Saved data entries
:::

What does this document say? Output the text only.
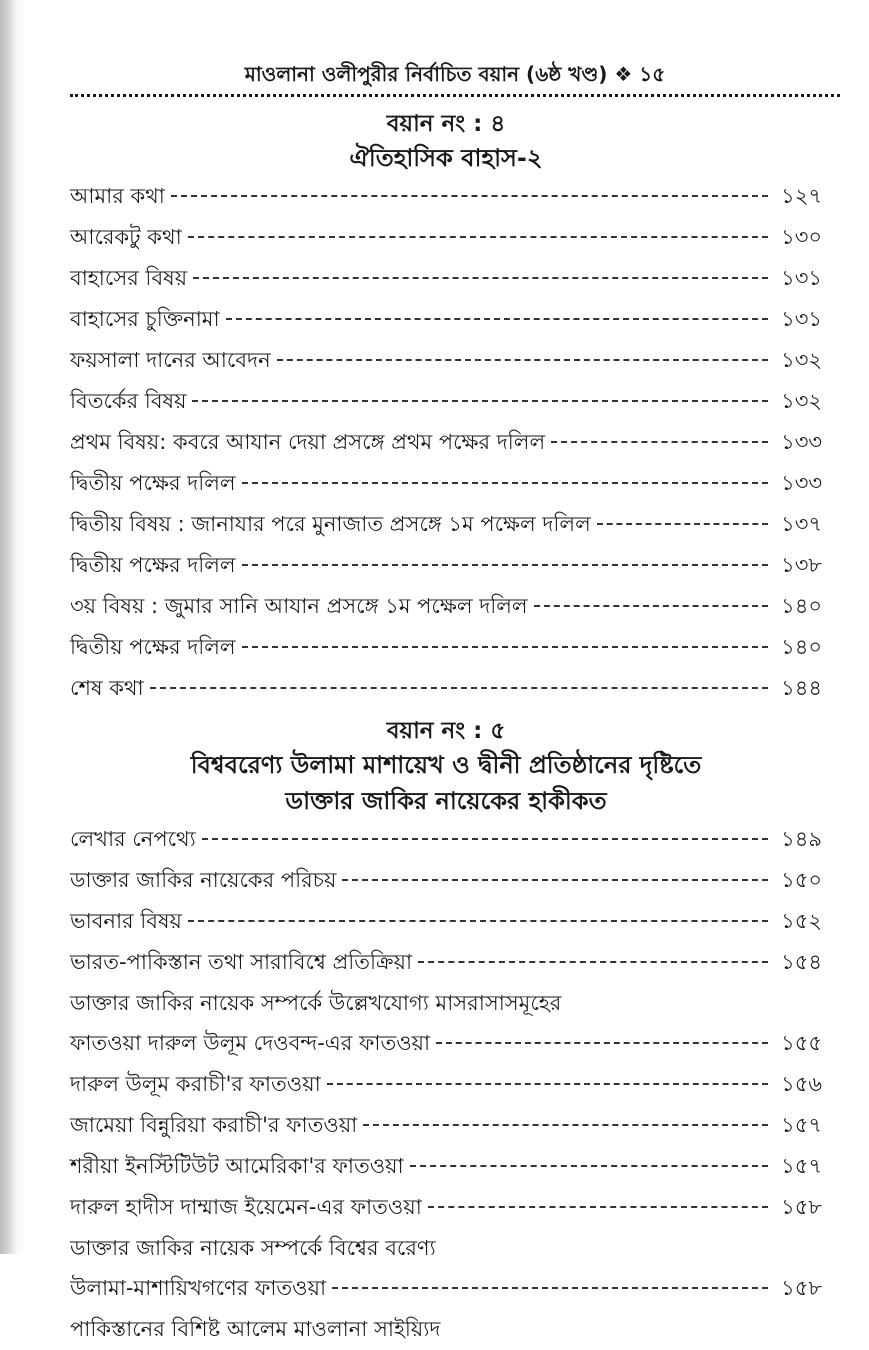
মাওলানা ওলীপুরীর নির্বাচিত বয়ান (৬ষ্ঠ খণ্ড) ❖ ১৫
বয়ান নং : ৪
ঐতিহাসিক বাহাস-২
আমার কথা	১২৭
আরেকটু কথা	১৩০
বাহাসের বিষয়	১৩১
বাহাসের চুক্তিনামা	১৩১
ফয়সালা দানের আবেদন	১৩২
বিতর্কের বিষয়	১৩২
প্রথম বিষয়: কবরে আযান দেয়া প্রসঙ্গে প্রথম পক্ষের দলিল	১৩৩
দ্বিতীয় পক্ষের দলিল	১৩৩
দ্বিতীয় বিষয় : জানাযার পরে মুনাজাত প্রসঙ্গে ১ম পক্ষেল দলিল	১৩৭
দ্বিতীয় পক্ষের দলিল	১৩৮
৩য় বিষয় : জুমার সানি আযান প্রসঙ্গে ১ম পক্ষেল দলিল	১৪০
দ্বিতীয় পক্ষের দলিল	১৪০
শেষ কথা	১৪৪
বয়ান নং : ৫
বিশ্ববরেণ্য উলামা মাশায়েখ ও দ্বীনী প্রতিষ্ঠানের দৃষ্টিতে
ডাক্তার জাকির নায়েকের হাকীকত
লেখার নেপথ্যে	১৪৯
ডাক্তার জাকির নায়েকের পরিচয়	১৫০
ভাবনার বিষয়	১৫২
ভারত-পাকিস্তান তথা সারাবিশ্বে প্রতিক্রিয়া	১৫৪
ডাক্তার জাকির নায়েক সম্পর্কে উল্লেখযোগ্য মাসরাসাসমূহের
ফাতওয়া দারুল উলূম দেওবন্দ-এর ফাতওয়া	১৫৫
দারুল উলূম করাচী'র ফাতওয়া	১৫৬
জামেয়া বিন্নুরিয়া করাচী'র ফাতওয়া	১৫৭
শরীয়া ইনস্টিটিউট আমেরিকা'র ফাতওয়া	১৫৭
দারুল হাদীস দাম্মাজ ইয়েমেন-এর ফাতওয়া	১৫৮
ডাক্তার জাকির নায়েক সম্পর্কে বিশ্বের বরেণ্য
উলামা-মাশায়িখগণের ফাতওয়া	১৫৮
পাকিস্তানের বিশিষ্ট আলেম মাওলানা সাইয়্যিদ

:::

=== REQUEST ===
Every entry above is to be set down exactly; the pictures are to be left out.

=== THE RESULT ===
What does this document say? Output the text only.
মাওলানা ওলীপুরীর নির্বাচিত বয়ান (৬ষ্ঠ খণ্ড) ❖ ১৫
বয়ান নং : ৪
ঐতিহাসিক বাহাস-২
আমার কথা	১২৭
আরেকটু কথা	১৩০
বাহাসের বিষয়	১৩১
বাহাসের চুক্তিনামা	১৩১
ফয়সালা দানের আবেদন	১৩২
বিতর্কের বিষয়	১৩২
প্রথম বিষয়: কবরে আযান দেয়া প্রসঙ্গে প্রথম পক্ষের দলিল	১৩৩
দ্বিতীয় পক্ষের দলিল	১৩৩
দ্বিতীয় বিষয় : জানাযার পরে মুনাজাত প্রসঙ্গে ১ম পক্ষেল দলিল	১৩৭
দ্বিতীয় পক্ষের দলিল	১৩৮
৩য় বিষয় : জুমার সানি আযান প্রসঙ্গে ১ম পক্ষেল দলিল	১৪০
দ্বিতীয় পক্ষের দলিল	১৪০
শেষ কথা	১৪৪
বয়ান নং : ৫
বিশ্ববরেণ্য উলামা মাশায়েখ ও দ্বীনী প্রতিষ্ঠানের দৃষ্টিতে
ডাক্তার জাকির নায়েকের হাকীকত
লেখার নেপথ্যে	১৪৯
ডাক্তার জাকির নায়েকের পরিচয়	১৫০
ভাবনার বিষয়	১৫২
ভারত-পাকিস্তান তথা সারাবিশ্বে প্রতিক্রিয়া	১৫৪
ডাক্তার জাকির নায়েক সম্পর্কে উল্লেখযোগ্য মাসরাসাসমূহের
ফাতওয়া দারুল উলূম দেওবন্দ-এর ফাতওয়া	১৫৫
দারুল উলূম করাচী'র ফাতওয়া	১৫৬
জামেয়া বিন্নুরিয়া করাচী'র ফাতওয়া	১৫৭
শরীয়া ইনস্টিটিউট আমেরিকা'র ফাতওয়া	১৫৭
দারুল হাদীস দাম্মাজ ইয়েমেন-এর ফাতওয়া	১৫৮
ডাক্তার জাকির নায়েক সম্পর্কে বিশ্বের বরেণ্য
উলামা-মাশায়িখগণের ফাতওয়া	১৫৮
পাকিস্তানের বিশিষ্ট আলেম মাওলানা সাইয়্যিদ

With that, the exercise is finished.